* Your assignment *
Write out the records in full and without alteration, setting aside their pictures.

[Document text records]

****************

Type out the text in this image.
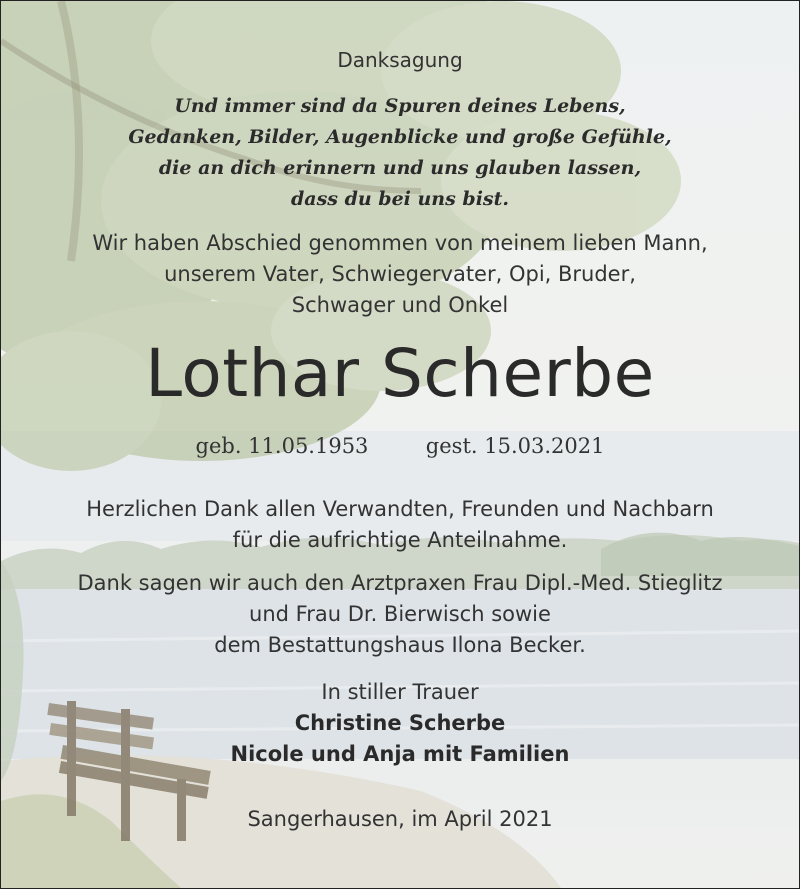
Danksagung
Und immer sind da Spuren deines Lebens,
Gedanken, Bilder, Augenblicke und große Gefühle,
die an dich erinnern und uns glauben lassen,
dass du bei uns bist.
Wir haben Abschied genommen von meinem lieben Mann,
unserem Vater, Schwiegervater, Opi, Bruder,
Schwager und Onkel
Lothar Scherbe
geb. 11.05.1953	gest. 15.03.2021
Herzlichen Dank allen Verwandten, Freunden und Nachbarn
für die aufrichtige Anteilnahme.
Dank sagen wir auch den Arztpraxen Frau Dipl.-Med. Stieglitz
und Frau Dr. Bierwisch sowie
dem Bestattungshaus Ilona Becker.
In stiller Trauer
Christine Scherbe
Nicole und Anja mit Familien
Sangerhausen, im April 2021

****************

* Answer *
Type out the text in this image.
Danksagung
Und immer sind da Spuren deines Lebens,
Gedanken, Bilder, Augenblicke und große Gefühle,
die an dich erinnern und uns glauben lassen,
dass du bei uns bist.
Wir haben Abschied genommen von meinem lieben Mann,
unserem Vater, Schwiegervater, Opi, Bruder,
Schwager und Onkel
Lothar Scherbe
geb. 11.05.1953	gest. 15.03.2021
Herzlichen Dank allen Verwandten, Freunden und Nachbarn
für die aufrichtige Anteilnahme.
Dank sagen wir auch den Arztpraxen Frau Dipl.-Med. Stieglitz
und Frau Dr. Bierwisch sowie
dem Bestattungshaus Ilona Becker.
In stiller Trauer
Christine Scherbe
Nicole und Anja mit Familien
Sangerhausen, im April 2021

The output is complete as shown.